DATA LINES:
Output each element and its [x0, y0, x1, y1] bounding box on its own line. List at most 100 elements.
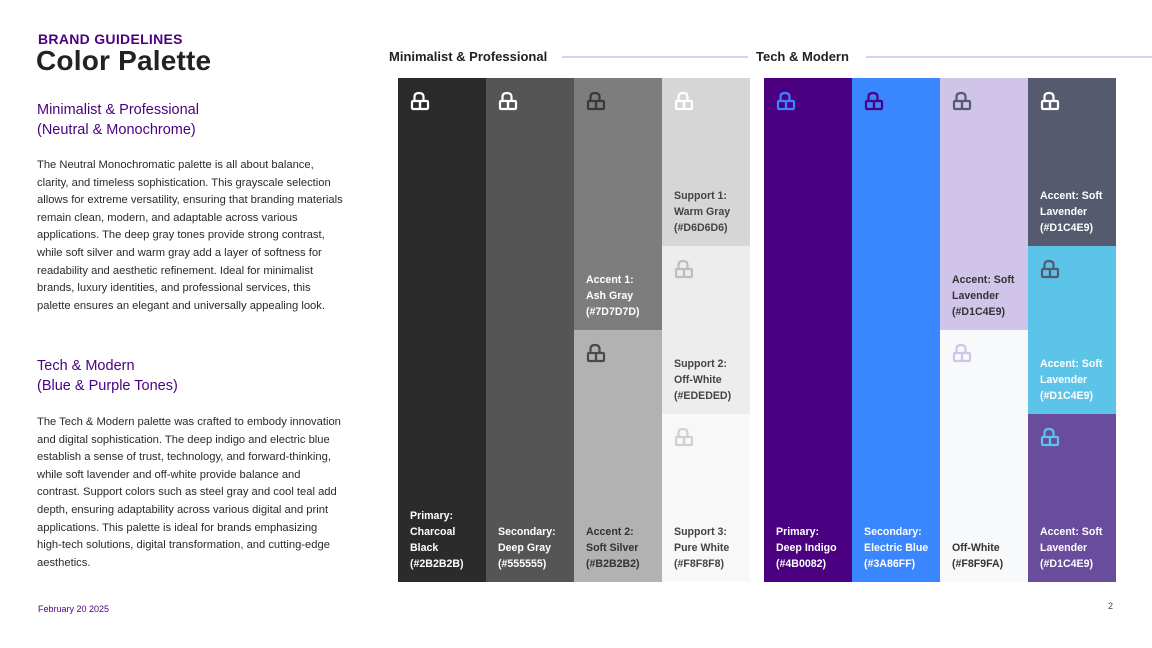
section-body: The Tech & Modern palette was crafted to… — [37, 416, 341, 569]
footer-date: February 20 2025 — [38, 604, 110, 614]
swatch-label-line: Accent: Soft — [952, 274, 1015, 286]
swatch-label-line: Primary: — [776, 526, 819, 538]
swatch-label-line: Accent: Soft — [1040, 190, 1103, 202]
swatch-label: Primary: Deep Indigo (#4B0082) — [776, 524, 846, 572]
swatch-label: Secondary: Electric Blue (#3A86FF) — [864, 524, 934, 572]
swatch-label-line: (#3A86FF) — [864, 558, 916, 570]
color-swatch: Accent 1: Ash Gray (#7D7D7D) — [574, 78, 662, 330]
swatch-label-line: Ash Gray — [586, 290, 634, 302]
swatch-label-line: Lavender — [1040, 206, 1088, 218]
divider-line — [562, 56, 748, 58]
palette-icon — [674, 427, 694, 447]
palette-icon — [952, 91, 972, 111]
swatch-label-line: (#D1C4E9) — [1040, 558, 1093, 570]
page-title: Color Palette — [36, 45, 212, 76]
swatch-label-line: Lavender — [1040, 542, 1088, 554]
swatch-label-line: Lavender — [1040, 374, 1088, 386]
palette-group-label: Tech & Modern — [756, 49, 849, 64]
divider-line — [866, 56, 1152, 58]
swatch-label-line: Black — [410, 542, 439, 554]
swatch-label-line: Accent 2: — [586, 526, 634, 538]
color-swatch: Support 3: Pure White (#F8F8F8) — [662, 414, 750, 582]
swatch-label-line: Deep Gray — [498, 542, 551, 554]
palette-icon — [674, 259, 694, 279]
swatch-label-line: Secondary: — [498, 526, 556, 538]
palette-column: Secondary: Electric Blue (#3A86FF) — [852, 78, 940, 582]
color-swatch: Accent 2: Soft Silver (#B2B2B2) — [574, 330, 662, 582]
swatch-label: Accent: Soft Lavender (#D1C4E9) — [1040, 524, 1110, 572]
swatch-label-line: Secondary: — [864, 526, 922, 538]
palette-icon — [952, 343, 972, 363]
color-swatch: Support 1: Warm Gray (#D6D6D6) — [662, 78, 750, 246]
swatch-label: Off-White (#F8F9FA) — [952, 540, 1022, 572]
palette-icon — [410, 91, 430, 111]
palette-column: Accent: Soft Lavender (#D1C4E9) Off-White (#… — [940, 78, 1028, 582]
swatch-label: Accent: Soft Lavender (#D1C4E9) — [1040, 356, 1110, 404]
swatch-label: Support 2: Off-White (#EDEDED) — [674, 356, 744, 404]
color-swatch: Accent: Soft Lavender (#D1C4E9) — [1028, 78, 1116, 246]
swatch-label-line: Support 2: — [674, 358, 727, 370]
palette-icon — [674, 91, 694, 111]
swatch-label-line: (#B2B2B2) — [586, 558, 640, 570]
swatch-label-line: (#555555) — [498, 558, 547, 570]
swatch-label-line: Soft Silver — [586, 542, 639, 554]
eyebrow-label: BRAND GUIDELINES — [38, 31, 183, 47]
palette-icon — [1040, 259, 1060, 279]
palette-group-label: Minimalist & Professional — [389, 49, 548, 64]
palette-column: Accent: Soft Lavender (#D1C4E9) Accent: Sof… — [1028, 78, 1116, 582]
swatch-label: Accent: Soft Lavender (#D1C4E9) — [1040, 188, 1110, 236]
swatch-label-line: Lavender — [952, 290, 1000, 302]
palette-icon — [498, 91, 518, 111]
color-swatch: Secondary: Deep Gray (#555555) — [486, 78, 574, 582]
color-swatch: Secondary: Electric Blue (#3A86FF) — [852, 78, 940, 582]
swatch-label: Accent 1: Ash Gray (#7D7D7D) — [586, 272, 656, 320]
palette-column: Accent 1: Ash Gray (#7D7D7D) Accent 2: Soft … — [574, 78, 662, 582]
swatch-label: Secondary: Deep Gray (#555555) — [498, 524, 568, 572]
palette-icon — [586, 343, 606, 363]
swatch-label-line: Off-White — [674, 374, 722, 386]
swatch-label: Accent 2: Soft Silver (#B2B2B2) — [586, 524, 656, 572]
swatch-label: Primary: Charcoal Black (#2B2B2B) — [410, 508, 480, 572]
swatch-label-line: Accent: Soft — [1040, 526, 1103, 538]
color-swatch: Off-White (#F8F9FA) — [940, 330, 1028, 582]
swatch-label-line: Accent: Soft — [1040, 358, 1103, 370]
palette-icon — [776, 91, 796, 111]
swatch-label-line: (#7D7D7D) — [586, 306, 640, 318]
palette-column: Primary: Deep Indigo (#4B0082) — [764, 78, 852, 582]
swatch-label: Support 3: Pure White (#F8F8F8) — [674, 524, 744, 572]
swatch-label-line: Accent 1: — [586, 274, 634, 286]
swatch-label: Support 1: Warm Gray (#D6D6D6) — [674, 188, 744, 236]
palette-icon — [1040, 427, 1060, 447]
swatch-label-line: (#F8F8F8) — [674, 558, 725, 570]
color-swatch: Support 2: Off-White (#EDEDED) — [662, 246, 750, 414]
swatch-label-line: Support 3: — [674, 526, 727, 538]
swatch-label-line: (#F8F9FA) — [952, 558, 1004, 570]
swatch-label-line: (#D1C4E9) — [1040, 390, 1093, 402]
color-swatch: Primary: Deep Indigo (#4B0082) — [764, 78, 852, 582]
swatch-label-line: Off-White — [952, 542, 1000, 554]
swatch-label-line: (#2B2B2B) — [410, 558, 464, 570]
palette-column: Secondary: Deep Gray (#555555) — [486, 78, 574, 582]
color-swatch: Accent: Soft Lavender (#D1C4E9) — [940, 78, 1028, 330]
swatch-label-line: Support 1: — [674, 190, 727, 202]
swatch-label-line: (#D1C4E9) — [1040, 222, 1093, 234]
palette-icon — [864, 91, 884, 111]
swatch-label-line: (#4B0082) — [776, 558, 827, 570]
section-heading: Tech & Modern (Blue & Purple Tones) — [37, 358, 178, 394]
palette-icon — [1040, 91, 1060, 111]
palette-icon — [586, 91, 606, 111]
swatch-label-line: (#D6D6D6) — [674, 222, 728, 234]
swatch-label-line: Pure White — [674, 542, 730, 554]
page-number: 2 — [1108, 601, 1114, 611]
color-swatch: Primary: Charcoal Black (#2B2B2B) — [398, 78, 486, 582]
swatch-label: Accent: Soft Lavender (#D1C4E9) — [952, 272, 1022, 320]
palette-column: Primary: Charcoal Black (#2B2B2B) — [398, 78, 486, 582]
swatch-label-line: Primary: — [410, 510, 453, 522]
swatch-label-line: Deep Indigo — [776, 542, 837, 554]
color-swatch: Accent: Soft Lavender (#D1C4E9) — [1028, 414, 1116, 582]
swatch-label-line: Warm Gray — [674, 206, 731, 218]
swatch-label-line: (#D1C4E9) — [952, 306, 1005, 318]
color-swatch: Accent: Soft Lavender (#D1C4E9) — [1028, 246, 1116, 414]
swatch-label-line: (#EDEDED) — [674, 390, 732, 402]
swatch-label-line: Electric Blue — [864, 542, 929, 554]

WHAT IS EXPECTED: Set out every line of the data above as a Markdown table with the columns No. and Line, numbering the rows and leaving out blank lines. Leave the pictures out of the table.

COMPLETED EXERCISE:
| No. | Line |
|---|---|
| 1 | Output each element and its [x0, y0, x1, y1] bounding box on its own line. List at most 100 elements. |
| 2 | section-body: The Tech & Modern palette was crafted to… — [37, 416, 341, 569] |
| 3 | footer-date: February 20 2025 — [38, 604, 110, 614] |
| 4 | swatch-label-line: Accent: Soft — [952, 274, 1015, 286] |
| 5 | swatch-label-line: Primary: — [776, 526, 819, 538] |
| 6 | swatch-label-line: Accent: Soft — [1040, 190, 1103, 202] |
| 7 | swatch-label: Primary: Deep Indigo (#4B0082) — [776, 524, 846, 572] |
| 8 | swatch-label: Secondary: Electric Blue (#3A86FF) — [864, 524, 934, 572] |
| 9 | swatch-label-line: (#3A86FF) — [864, 558, 916, 570] |
| 10 | color-swatch: Accent 1: Ash Gray (#7D7D7D) — [574, 78, 662, 330] |
| 11 | swatch-label-line: Ash Gray — [586, 290, 634, 302] |
| 12 | swatch-label-line: Lavender — [1040, 206, 1088, 218] |
| 13 | divider-line — [562, 56, 748, 58] |
| 14 | palette-icon — [674, 427, 694, 447] |
| 15 | palette-icon — [952, 91, 972, 111] |
| 16 | swatch-label-line: (#D1C4E9) — [1040, 558, 1093, 570] |
| 17 | page-title: Color Palette — [36, 45, 212, 76] |
| 18 | swatch-label-line: Lavender — [1040, 542, 1088, 554] |
| 19 | swatch-label-line: Lavender — [1040, 374, 1088, 386] |
| 20 | palette-group-label: Tech & Modern — [756, 49, 849, 64] |
| 21 | divider-line — [866, 56, 1152, 58] |
| 22 | swatch-label-line: Black — [410, 542, 439, 554] |
| 23 | swatch-label-line: Accent 2: — [586, 526, 634, 538] |
| 24 | color-swatch: Support 3: Pure White (#F8F8F8) — [662, 414, 750, 582] |
| 25 | swatch-label-line: Deep Gray — [498, 542, 551, 554] |
| 26 | palette-icon — [674, 259, 694, 279] |
| 27 | swatch-label-line: Secondary: — [498, 526, 556, 538] |
| 28 | palette-column: Secondary: Electric Blue (#3A86FF) — [852, 78, 940, 582] |
| 29 | color-swatch: Accent 2: Soft Silver (#B2B2B2) — [574, 330, 662, 582] |
| 30 | swatch-label: Accent: Soft Lavender (#D1C4E9) — [1040, 524, 1110, 572] |
| 31 | swatch-label-line: Secondary: — [864, 526, 922, 538] |
| 32 | palette-icon — [952, 343, 972, 363] |
| 33 | color-swatch: Support 1: Warm Gray (#D6D6D6) — [662, 78, 750, 246] |
| 34 | swatch-label: Off-White (#F8F9FA) — [952, 540, 1022, 572] |
| 35 | palette-icon — [410, 91, 430, 111] |
| 36 | palette-column: Accent: Soft Lavender (#D1C4E9) Off-White (#… — [940, 78, 1028, 582] |
| 37 | swatch-label: Accent: Soft Lavender (#D1C4E9) — [1040, 356, 1110, 404] |
| 38 | swatch-label: Support 2: Off-White (#EDEDED) — [674, 356, 744, 404] |
| 39 | color-swatch: Accent: Soft Lavender (#D1C4E9) — [1028, 78, 1116, 246] |
| 40 | swatch-label-line: Support 2: — [674, 358, 727, 370] |
| 41 | palette-icon — [674, 91, 694, 111] |
| 42 | swatch-label-line: (#B2B2B2) — [586, 558, 640, 570] |
| 43 | swatch-label-line: (#555555) — [498, 558, 547, 570] |
| 44 | swatch-label-line: Soft Silver — [586, 542, 639, 554] |
| 45 | eyebrow-label: BRAND GUIDELINES — [38, 31, 183, 47] |
| 46 | palette-icon — [1040, 259, 1060, 279] |
| 47 | palette-group-label: Minimalist & Professional — [389, 49, 548, 64] |
| 48 | palette-column: Accent: Soft Lavender (#D1C4E9) Accent: Sof… — [1028, 78, 1116, 582] |
| 49 | swatch-label: Accent: Soft Lavender (#D1C4E9) — [1040, 188, 1110, 236] |
| 50 | swatch-label-line: Lavender — [952, 290, 1000, 302] |
| 51 | palette-icon — [498, 91, 518, 111] |
| 52 | color-swatch: Secondary: Deep Gray (#555555) — [486, 78, 574, 582] |
| 53 | color-swatch: Secondary: Electric Blue (#3A86FF) — [852, 78, 940, 582] |
| 54 | swatch-label: Accent 1: Ash Gray (#7D7D7D) — [586, 272, 656, 320] |
| 55 | palette-column: Accent 1: Ash Gray (#7D7D7D) Accent 2: Soft … — [574, 78, 662, 582] |
| 56 | swatch-label: Secondary: Deep Gray (#555555) — [498, 524, 568, 572] |
| 57 | palette-icon — [586, 343, 606, 363] |
| 58 | swatch-label-line: Off-White — [674, 374, 722, 386] |
| 59 | swatch-label: Accent 2: Soft Silver (#B2B2B2) — [586, 524, 656, 572] |
| 60 | swatch-label: Primary: Charcoal Black (#2B2B2B) — [410, 508, 480, 572] |
| 61 | swatch-label-line: Accent: Soft — [1040, 526, 1103, 538] |
| 62 | color-swatch: Off-White (#F8F9FA) — [940, 330, 1028, 582] |
| 63 | swatch-label-line: Accent: Soft — [1040, 358, 1103, 370] |
| 64 | palette-icon — [776, 91, 796, 111] |
| 65 | swatch-label-line: (#7D7D7D) — [586, 306, 640, 318] |
| 66 | palette-column: Primary: Deep Indigo (#4B0082) — [764, 78, 852, 582] |
| 67 | swatch-label: Support 3: Pure White (#F8F8F8) — [674, 524, 744, 572] |
| 68 | swatch-label-line: Accent 1: — [586, 274, 634, 286] |
| 69 | swatch-label: Support 1: Warm Gray (#D6D6D6) — [674, 188, 744, 236] |
| 70 | palette-icon — [1040, 427, 1060, 447] |
| 71 | swatch-label-line: (#F8F8F8) — [674, 558, 725, 570] |
| 72 | color-swatch: Support 2: Off-White (#EDEDED) — [662, 246, 750, 414] |
| 73 | swatch-label-line: Support 3: — [674, 526, 727, 538] |
| 74 | swatch-label-line: (#F8F9FA) — [952, 558, 1004, 570] |
| 75 | swatch-label-line: (#D1C4E9) — [1040, 390, 1093, 402] |
| 76 | color-swatch: Primary: Deep Indigo (#4B0082) — [764, 78, 852, 582] |
| 77 | swatch-label-line: Off-White — [952, 542, 1000, 554] |
| 78 | swatch-label-line: (#2B2B2B) — [410, 558, 464, 570] |
| 79 | palette-column: Secondary: Deep Gray (#555555) — [486, 78, 574, 582] |
| 80 | color-swatch: Accent: Soft Lavender (#D1C4E9) — [940, 78, 1028, 330] |
| 81 | swatch-label-line: Support 1: — [674, 190, 727, 202] |
| 82 | swatch-label-line: (#D1C4E9) — [1040, 222, 1093, 234] |
| 83 | palette-icon — [864, 91, 884, 111] |
| 84 | swatch-label-line: (#4B0082) — [776, 558, 827, 570] |
| 85 | section-heading: Tech & Modern (Blue & Purple Tones) — [37, 358, 178, 394] |
| 86 | palette-icon — [1040, 91, 1060, 111] |
| 87 | palette-icon — [586, 91, 606, 111] |
| 88 | swatch-label-line: (#D6D6D6) — [674, 222, 728, 234] |
| 89 | swatch-label-line: Pure White — [674, 542, 730, 554] |
| 90 | page-number: 2 — [1108, 601, 1114, 611] |
| 91 | color-swatch: Primary: Charcoal Black (#2B2B2B) — [398, 78, 486, 582] |
| 92 | swatch-label: Accent: Soft Lavender (#D1C4E9) — [952, 272, 1022, 320] |
| 93 | palette-column: Primary: Charcoal Black (#2B2B2B) — [398, 78, 486, 582] |
| 94 | swatch-label-line: Primary: — [410, 510, 453, 522] |
| 95 | swatch-label-line: Deep Indigo — [776, 542, 837, 554] |
| 96 | color-swatch: Accent: Soft Lavender (#D1C4E9) — [1028, 414, 1116, 582] |
| 97 | swatch-label-line: Warm Gray — [674, 206, 731, 218] |
| 98 | swatch-label-line: (#D1C4E9) — [952, 306, 1005, 318] |
| 99 | color-swatch: Accent: Soft Lavender (#D1C4E9) — [1028, 246, 1116, 414] |
| 100 | swatch-label-line: (#EDEDED) — [674, 390, 732, 402] |
| 101 | swatch-label-line: Electric Blue — [864, 542, 929, 554] |